SET EXERCISE:
Write out all entries word for word.

Records excerpted from a collection
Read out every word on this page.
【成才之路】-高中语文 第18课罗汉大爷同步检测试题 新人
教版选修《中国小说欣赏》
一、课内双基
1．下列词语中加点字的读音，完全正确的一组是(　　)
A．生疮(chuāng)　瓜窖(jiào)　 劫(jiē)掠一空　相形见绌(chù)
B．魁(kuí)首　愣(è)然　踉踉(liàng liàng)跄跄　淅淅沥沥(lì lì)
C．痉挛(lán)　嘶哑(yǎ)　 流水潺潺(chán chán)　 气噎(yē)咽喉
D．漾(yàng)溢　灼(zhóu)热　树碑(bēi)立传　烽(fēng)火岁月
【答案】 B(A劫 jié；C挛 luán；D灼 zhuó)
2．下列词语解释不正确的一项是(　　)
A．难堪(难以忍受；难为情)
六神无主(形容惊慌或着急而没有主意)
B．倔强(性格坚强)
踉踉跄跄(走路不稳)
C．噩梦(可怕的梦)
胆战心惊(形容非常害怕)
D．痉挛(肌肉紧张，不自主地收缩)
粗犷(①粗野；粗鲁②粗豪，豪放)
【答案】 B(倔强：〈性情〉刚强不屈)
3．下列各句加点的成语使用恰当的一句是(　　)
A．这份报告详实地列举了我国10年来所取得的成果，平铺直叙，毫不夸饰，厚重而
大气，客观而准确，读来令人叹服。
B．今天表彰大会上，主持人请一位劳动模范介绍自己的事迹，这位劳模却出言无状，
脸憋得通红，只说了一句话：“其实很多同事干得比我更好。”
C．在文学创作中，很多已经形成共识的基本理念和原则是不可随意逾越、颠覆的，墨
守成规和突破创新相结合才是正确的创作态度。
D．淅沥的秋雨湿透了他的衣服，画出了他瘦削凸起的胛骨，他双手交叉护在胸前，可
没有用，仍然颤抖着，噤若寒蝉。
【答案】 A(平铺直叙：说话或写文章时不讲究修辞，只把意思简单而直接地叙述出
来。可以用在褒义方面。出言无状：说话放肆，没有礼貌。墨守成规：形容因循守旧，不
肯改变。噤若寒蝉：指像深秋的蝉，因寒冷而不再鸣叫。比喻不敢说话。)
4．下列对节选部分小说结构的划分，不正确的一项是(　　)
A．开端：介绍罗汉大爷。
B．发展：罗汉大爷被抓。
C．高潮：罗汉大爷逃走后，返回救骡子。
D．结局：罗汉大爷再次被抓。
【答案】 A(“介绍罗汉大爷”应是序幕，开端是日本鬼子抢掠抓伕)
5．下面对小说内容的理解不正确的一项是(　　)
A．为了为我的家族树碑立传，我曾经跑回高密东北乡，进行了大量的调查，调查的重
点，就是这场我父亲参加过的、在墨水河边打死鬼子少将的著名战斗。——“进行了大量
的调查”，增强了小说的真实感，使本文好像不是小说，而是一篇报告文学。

REPLY TO THE TASK:
Read out every word on this page.
【成才之路】-高中语文 第18课罗汉大爷同步检测试题 新人
教版选修《中国小说欣赏》
一、课内双基
1．下列词语中加点字的读音，完全正确的一组是(　　)
A．生疮(chuāng)　瓜窖(jiào)　 劫(jiē)掠一空　相形见绌(chù)
B．魁(kuí)首　愣(è)然　踉踉(liàng liàng)跄跄　淅淅沥沥(lì lì)
C．痉挛(lán)　嘶哑(yǎ)　 流水潺潺(chán chán)　 气噎(yē)咽喉
D．漾(yàng)溢　灼(zhóu)热　树碑(bēi)立传　烽(fēng)火岁月
【答案】 B(A劫 jié；C挛 luán；D灼 zhuó)
2．下列词语解释不正确的一项是(　　)
A．难堪(难以忍受；难为情)
六神无主(形容惊慌或着急而没有主意)
B．倔强(性格坚强)
踉踉跄跄(走路不稳)
C．噩梦(可怕的梦)
胆战心惊(形容非常害怕)
D．痉挛(肌肉紧张，不自主地收缩)
粗犷(①粗野；粗鲁②粗豪，豪放)
【答案】 B(倔强：〈性情〉刚强不屈)
3．下列各句加点的成语使用恰当的一句是(　　)
A．这份报告详实地列举了我国10年来所取得的成果，平铺直叙，毫不夸饰，厚重而
大气，客观而准确，读来令人叹服。
B．今天表彰大会上，主持人请一位劳动模范介绍自己的事迹，这位劳模却出言无状，
脸憋得通红，只说了一句话：“其实很多同事干得比我更好。”
C．在文学创作中，很多已经形成共识的基本理念和原则是不可随意逾越、颠覆的，墨
守成规和突破创新相结合才是正确的创作态度。
D．淅沥的秋雨湿透了他的衣服，画出了他瘦削凸起的胛骨，他双手交叉护在胸前，可
没有用，仍然颤抖着，噤若寒蝉。
【答案】 A(平铺直叙：说话或写文章时不讲究修辞，只把意思简单而直接地叙述出
来。可以用在褒义方面。出言无状：说话放肆，没有礼貌。墨守成规：形容因循守旧，不
肯改变。噤若寒蝉：指像深秋的蝉，因寒冷而不再鸣叫。比喻不敢说话。)
4．下列对节选部分小说结构的划分，不正确的一项是(　　)
A．开端：介绍罗汉大爷。
B．发展：罗汉大爷被抓。
C．高潮：罗汉大爷逃走后，返回救骡子。
D．结局：罗汉大爷再次被抓。
【答案】 A(“介绍罗汉大爷”应是序幕，开端是日本鬼子抢掠抓伕)
5．下面对小说内容的理解不正确的一项是(　　)
A．为了为我的家族树碑立传，我曾经跑回高密东北乡，进行了大量的调查，调查的重
点，就是这场我父亲参加过的、在墨水河边打死鬼子少将的著名战斗。——“进行了大量
的调查”，增强了小说的真实感，使本文好像不是小说，而是一篇报告文学。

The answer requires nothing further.